Collected data entries
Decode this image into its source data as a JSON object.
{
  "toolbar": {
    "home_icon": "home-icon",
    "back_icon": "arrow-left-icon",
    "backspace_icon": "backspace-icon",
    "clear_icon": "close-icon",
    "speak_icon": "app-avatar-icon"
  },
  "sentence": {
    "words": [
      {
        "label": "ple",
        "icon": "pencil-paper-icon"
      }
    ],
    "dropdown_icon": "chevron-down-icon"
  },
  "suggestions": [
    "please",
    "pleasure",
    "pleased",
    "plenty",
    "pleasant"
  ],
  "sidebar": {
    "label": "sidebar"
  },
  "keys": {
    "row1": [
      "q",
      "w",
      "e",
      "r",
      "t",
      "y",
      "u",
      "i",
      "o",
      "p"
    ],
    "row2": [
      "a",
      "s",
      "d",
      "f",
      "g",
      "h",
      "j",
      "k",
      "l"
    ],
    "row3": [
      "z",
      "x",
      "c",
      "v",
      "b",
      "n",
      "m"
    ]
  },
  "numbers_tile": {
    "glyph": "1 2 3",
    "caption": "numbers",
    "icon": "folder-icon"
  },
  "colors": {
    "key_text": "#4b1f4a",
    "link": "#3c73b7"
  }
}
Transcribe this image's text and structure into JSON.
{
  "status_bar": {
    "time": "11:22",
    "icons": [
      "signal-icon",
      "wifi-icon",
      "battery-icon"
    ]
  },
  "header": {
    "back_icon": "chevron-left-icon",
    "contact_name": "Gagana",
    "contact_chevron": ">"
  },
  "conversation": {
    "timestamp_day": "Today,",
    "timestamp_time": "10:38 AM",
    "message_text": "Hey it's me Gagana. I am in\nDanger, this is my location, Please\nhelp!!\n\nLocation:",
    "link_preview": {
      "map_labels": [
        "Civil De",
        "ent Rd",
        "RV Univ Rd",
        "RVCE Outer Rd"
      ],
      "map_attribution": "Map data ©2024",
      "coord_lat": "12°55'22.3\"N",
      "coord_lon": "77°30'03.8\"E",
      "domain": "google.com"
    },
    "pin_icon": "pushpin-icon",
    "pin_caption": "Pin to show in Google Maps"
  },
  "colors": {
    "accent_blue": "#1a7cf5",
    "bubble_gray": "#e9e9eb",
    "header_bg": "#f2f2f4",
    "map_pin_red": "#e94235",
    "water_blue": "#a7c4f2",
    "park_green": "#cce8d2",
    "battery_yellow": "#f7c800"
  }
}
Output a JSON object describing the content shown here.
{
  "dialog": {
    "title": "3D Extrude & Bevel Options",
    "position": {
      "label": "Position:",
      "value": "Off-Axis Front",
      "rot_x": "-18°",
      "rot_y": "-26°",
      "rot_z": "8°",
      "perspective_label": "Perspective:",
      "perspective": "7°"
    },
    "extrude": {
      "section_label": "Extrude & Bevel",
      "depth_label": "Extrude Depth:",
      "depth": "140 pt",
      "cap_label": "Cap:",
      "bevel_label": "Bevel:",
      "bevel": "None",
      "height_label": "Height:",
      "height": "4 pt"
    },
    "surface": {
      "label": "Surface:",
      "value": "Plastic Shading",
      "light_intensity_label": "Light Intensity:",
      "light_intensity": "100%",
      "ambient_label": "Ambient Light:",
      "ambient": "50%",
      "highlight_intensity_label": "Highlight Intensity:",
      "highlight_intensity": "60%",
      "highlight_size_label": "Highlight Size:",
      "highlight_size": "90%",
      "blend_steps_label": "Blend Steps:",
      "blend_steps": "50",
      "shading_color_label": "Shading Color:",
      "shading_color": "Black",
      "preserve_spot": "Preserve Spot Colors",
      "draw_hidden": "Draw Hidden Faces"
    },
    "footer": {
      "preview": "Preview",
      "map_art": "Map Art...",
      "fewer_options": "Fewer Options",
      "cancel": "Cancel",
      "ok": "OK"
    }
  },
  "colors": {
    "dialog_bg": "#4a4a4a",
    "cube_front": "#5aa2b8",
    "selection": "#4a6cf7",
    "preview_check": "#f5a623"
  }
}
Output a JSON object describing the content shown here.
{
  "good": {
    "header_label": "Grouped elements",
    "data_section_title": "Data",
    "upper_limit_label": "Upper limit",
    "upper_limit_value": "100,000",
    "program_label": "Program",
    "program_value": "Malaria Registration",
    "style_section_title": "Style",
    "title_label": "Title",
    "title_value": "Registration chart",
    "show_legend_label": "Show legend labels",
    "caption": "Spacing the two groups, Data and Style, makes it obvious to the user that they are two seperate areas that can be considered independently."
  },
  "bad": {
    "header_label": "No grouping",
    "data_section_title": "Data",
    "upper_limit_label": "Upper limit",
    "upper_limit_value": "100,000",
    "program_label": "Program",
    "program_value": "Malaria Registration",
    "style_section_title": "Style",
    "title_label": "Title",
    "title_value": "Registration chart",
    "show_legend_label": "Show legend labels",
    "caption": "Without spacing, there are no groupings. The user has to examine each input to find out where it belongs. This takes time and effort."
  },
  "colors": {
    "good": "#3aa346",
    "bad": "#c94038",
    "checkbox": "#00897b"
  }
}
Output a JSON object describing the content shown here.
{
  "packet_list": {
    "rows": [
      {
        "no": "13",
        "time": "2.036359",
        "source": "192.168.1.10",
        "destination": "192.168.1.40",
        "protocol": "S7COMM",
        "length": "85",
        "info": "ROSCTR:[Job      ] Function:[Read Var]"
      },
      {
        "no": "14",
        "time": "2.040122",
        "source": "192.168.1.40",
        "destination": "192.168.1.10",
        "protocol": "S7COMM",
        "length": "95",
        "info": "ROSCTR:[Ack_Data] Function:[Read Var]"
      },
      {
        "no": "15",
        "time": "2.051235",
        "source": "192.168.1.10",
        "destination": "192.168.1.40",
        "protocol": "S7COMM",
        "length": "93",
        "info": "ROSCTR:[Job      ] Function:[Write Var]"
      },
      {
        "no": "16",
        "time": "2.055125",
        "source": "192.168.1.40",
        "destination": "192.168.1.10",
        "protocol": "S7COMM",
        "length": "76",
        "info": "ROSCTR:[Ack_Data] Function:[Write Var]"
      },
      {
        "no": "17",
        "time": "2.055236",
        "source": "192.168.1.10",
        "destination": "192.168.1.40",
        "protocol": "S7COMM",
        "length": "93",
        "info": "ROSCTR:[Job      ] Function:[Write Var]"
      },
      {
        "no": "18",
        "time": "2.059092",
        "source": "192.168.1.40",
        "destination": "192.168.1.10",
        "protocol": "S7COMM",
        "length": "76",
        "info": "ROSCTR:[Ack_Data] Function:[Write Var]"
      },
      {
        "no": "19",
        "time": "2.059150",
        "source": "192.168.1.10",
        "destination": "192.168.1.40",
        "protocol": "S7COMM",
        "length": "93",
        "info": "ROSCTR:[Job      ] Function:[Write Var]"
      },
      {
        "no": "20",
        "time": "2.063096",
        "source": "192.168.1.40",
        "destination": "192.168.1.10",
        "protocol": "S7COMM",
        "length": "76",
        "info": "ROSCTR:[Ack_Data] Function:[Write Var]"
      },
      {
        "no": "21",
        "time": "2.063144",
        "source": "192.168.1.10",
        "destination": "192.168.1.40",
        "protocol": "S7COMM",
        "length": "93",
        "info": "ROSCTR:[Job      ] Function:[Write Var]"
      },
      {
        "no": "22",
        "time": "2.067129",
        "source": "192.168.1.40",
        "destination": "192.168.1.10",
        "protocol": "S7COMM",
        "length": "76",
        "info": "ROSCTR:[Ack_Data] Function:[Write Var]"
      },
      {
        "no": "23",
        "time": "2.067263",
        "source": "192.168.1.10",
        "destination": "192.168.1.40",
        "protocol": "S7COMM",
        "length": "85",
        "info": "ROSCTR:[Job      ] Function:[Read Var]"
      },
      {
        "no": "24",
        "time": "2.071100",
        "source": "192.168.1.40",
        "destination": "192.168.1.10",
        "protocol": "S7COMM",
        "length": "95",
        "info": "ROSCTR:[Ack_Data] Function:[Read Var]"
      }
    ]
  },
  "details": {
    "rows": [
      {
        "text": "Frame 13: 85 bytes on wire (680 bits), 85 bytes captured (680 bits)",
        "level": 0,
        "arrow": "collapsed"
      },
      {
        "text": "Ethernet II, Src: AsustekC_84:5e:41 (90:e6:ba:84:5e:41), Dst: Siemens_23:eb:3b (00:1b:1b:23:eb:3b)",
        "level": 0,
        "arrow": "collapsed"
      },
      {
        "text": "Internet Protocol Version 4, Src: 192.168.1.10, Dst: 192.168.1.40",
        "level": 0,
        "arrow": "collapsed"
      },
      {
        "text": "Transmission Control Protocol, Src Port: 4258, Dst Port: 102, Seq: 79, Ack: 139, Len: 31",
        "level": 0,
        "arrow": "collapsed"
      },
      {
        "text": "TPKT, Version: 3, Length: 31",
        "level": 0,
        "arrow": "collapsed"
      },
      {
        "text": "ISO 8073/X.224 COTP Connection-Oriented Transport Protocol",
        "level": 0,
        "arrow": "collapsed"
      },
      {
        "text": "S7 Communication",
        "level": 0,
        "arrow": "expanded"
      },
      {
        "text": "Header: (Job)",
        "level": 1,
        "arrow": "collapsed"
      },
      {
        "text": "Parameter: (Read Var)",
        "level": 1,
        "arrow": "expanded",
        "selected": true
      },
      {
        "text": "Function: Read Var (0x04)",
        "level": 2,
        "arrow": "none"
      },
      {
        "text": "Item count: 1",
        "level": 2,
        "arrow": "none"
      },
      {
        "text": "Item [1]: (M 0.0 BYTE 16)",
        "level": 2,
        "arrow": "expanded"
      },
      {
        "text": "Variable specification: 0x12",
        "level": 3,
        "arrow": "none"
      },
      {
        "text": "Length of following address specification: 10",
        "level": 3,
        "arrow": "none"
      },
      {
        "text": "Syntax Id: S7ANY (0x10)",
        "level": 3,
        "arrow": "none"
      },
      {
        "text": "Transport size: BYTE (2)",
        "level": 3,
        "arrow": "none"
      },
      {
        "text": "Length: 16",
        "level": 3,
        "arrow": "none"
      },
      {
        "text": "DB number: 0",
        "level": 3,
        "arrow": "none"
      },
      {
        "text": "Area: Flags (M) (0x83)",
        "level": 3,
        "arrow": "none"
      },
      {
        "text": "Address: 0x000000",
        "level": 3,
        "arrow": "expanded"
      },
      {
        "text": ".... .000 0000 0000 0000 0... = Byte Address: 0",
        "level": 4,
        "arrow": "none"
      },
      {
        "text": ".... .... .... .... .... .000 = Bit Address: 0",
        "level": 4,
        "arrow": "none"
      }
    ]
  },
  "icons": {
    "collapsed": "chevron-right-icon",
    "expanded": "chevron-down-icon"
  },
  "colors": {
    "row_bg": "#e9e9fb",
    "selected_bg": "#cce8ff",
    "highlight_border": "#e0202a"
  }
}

- [Written problem] Identify each line in the entries with the word "Transport" and copy it.

- [Full response]
        "text": "ISO 8073/X.224 COTP Connection-Oriented Transport Protocol",
        "text": "Transport size: BYTE (2)",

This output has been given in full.